_Written instruction_.
All lines in the data bearing the string "words" should be identified and copied.
::::
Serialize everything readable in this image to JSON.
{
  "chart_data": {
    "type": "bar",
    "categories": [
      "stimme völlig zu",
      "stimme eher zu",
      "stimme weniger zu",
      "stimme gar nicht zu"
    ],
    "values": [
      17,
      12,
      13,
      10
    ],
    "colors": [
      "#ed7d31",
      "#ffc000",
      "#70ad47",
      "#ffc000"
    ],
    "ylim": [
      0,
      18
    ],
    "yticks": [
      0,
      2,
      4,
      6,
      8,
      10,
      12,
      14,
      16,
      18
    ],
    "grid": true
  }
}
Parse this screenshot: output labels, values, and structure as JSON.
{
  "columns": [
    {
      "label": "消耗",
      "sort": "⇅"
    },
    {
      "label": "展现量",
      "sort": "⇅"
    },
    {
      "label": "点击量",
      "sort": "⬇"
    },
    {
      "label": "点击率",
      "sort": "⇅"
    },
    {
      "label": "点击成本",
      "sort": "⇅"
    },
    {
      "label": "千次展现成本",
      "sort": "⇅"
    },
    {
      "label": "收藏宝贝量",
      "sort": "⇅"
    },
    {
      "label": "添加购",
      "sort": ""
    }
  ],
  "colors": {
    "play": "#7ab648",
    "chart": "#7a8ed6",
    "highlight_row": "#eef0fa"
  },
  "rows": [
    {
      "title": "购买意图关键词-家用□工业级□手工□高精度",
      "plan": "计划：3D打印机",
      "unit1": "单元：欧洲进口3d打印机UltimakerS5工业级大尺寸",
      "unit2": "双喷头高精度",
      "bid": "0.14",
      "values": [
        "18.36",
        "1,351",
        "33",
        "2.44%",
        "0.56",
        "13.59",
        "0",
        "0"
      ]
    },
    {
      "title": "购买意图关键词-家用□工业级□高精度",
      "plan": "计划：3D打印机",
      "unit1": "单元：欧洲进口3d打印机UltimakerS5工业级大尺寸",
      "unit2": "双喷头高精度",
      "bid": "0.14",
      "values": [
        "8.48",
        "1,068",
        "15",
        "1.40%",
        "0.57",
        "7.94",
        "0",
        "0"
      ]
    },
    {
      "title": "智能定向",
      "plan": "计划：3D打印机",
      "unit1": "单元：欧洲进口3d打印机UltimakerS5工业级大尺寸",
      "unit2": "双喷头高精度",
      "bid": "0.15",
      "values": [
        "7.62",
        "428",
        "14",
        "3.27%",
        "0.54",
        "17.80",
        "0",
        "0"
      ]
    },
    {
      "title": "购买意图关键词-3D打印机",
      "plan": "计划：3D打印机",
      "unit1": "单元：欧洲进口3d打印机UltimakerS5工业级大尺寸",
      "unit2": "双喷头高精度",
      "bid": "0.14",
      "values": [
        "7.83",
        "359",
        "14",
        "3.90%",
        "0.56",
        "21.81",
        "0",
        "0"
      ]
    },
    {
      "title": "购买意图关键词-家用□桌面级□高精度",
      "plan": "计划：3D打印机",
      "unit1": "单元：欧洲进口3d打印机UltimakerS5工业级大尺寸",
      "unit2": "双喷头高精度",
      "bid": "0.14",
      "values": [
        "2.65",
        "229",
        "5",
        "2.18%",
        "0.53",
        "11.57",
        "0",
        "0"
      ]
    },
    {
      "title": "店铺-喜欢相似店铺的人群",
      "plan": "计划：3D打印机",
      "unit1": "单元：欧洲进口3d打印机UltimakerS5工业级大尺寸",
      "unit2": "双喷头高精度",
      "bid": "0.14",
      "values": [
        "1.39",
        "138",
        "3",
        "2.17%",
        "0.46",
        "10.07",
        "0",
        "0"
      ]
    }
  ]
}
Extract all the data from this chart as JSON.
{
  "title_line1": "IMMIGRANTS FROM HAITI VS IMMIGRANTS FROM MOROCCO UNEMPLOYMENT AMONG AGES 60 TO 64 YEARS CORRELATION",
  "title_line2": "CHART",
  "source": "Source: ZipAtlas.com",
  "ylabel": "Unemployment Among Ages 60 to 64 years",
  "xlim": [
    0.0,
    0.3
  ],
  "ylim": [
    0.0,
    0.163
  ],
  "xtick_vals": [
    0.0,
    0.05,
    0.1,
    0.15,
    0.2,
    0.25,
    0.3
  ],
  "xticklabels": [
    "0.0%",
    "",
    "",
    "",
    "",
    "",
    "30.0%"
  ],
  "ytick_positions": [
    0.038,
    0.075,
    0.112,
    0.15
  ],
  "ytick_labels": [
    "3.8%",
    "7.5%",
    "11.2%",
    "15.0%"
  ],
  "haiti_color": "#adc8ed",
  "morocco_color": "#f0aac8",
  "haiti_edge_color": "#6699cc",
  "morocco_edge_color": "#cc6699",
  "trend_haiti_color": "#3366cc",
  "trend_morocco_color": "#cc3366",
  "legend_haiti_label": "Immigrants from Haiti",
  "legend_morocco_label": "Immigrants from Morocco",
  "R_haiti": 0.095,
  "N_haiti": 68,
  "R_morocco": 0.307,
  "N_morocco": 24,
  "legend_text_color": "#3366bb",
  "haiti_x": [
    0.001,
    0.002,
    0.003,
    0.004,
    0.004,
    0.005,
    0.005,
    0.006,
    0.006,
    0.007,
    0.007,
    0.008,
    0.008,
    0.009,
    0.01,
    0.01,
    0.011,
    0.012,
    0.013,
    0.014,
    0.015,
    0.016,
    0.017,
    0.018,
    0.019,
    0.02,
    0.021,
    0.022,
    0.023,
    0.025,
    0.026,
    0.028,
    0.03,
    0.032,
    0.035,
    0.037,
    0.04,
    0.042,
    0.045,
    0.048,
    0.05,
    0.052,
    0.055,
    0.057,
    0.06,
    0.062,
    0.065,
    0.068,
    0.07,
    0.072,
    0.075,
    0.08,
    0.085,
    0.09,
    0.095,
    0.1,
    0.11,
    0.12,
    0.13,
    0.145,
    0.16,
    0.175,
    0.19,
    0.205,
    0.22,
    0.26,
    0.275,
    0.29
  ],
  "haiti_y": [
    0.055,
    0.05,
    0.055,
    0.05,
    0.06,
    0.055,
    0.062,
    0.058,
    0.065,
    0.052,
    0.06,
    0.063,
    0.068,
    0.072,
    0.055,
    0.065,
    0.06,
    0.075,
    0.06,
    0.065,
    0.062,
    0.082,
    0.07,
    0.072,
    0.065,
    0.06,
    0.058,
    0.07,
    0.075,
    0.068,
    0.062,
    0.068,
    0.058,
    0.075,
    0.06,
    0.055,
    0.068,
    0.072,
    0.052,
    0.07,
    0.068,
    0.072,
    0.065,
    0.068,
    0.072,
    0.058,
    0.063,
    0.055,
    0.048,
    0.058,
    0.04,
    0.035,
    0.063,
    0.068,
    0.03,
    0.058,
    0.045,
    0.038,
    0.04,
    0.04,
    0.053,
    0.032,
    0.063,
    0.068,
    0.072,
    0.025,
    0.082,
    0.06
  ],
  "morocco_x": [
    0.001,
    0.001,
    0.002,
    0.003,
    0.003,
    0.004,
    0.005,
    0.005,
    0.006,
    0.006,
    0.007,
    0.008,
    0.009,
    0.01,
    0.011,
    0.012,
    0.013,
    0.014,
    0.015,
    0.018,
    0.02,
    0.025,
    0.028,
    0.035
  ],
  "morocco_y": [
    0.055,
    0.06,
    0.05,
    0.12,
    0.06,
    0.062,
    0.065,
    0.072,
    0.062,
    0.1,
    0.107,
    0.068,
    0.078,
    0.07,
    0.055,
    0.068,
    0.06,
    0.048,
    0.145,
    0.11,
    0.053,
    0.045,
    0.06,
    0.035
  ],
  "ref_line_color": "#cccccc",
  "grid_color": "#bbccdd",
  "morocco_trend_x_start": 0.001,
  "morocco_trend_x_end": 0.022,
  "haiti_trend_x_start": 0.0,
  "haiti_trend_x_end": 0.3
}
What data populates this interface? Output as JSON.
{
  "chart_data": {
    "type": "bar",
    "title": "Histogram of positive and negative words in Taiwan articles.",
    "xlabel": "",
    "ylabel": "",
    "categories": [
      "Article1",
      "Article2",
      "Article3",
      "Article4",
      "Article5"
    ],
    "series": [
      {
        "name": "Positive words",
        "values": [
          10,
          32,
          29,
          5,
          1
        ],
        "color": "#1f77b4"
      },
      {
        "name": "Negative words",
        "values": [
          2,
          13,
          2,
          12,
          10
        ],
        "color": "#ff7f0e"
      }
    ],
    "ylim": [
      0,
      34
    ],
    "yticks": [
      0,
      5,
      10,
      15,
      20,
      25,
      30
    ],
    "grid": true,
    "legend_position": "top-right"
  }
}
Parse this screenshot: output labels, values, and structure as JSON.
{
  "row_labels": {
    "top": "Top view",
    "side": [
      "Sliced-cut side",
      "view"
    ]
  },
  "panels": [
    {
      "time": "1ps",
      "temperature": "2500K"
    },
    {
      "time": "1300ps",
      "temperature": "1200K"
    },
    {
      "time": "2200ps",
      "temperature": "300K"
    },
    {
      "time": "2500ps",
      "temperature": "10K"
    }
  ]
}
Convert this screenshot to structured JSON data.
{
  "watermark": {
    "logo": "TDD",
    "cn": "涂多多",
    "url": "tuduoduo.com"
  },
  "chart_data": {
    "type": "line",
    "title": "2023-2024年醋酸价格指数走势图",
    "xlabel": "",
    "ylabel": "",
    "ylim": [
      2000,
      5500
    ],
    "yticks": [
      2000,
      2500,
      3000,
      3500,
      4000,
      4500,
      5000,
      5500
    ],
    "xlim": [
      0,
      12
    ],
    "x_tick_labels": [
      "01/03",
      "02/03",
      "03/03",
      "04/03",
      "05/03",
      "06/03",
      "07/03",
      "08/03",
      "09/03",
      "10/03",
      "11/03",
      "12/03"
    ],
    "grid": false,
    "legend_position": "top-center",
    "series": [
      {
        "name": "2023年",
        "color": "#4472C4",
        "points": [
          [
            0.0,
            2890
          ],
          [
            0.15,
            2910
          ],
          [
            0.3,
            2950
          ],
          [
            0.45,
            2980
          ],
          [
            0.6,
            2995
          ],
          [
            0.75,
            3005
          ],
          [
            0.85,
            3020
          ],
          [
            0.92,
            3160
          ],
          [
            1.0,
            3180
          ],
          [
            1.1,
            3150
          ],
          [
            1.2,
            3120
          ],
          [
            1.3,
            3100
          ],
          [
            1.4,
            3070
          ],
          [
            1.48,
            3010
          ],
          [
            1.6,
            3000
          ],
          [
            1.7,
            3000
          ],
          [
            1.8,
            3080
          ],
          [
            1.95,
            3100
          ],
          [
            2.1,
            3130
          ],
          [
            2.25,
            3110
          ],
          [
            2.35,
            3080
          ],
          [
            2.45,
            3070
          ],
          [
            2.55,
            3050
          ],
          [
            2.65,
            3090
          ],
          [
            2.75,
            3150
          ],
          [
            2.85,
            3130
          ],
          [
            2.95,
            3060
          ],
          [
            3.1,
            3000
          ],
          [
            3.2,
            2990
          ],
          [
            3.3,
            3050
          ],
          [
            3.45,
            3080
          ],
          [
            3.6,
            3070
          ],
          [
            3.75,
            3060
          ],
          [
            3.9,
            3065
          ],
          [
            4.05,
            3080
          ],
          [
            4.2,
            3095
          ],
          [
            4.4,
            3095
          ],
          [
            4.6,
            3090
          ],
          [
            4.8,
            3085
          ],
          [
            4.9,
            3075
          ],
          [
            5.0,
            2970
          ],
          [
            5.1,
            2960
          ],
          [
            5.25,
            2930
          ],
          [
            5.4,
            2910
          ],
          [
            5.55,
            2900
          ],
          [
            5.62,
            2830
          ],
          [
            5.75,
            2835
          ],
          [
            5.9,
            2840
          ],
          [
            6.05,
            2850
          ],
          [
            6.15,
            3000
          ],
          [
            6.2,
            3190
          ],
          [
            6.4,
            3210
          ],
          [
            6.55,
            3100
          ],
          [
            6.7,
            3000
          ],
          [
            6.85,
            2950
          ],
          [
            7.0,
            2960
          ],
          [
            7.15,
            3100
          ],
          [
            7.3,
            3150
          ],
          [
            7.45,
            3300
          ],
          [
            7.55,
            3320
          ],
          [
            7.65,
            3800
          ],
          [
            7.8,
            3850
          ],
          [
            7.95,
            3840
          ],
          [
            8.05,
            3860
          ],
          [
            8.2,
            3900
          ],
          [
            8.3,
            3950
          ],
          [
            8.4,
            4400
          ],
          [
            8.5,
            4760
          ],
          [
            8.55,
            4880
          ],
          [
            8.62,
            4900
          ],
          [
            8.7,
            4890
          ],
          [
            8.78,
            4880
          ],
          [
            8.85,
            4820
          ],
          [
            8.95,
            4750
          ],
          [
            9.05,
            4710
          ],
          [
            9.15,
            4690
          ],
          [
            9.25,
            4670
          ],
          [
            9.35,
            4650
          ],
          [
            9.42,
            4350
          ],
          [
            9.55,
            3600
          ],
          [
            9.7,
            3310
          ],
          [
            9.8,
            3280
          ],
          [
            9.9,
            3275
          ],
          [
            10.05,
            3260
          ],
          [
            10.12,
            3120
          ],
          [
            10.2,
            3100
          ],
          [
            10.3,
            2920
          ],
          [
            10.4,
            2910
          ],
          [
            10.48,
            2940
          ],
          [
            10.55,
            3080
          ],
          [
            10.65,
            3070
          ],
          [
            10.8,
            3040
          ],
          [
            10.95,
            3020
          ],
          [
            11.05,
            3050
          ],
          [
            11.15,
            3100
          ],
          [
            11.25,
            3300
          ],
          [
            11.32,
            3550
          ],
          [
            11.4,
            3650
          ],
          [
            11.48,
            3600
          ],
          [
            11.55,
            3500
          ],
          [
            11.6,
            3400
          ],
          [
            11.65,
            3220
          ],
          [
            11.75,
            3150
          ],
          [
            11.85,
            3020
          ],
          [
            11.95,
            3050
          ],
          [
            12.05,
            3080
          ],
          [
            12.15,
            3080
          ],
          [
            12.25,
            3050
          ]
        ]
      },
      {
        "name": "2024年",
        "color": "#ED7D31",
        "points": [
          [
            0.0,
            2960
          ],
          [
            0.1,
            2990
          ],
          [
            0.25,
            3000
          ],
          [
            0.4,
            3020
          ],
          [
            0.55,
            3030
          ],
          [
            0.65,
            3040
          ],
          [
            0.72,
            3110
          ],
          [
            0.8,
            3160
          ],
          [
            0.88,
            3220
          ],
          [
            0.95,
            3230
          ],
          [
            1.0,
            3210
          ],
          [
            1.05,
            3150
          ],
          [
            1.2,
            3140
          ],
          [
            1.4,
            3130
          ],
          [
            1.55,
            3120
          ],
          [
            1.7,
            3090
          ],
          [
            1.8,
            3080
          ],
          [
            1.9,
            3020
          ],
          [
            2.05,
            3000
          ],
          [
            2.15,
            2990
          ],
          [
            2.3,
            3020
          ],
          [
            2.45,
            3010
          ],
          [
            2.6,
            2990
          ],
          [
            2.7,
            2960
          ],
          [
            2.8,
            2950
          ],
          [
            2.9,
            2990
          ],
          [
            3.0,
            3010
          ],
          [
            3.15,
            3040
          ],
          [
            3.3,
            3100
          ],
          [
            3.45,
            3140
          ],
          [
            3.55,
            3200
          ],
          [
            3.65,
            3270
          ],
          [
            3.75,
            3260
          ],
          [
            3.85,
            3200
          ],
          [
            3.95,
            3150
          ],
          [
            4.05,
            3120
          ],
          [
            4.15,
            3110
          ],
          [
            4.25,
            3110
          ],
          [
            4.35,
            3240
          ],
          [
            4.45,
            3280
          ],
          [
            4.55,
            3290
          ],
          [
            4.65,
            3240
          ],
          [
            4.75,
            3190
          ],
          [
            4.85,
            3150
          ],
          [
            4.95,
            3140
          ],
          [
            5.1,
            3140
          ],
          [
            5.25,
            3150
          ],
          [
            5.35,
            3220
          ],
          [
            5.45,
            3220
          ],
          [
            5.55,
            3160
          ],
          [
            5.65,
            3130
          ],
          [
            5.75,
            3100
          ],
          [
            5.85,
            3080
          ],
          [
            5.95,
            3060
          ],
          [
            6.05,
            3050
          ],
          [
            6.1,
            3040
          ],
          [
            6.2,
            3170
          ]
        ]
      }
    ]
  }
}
::::
_The solution_.
    "title": "Histogram of positive and negative words in Taiwan articles.",
        "name": "Positive words",
        "name": "Negative words",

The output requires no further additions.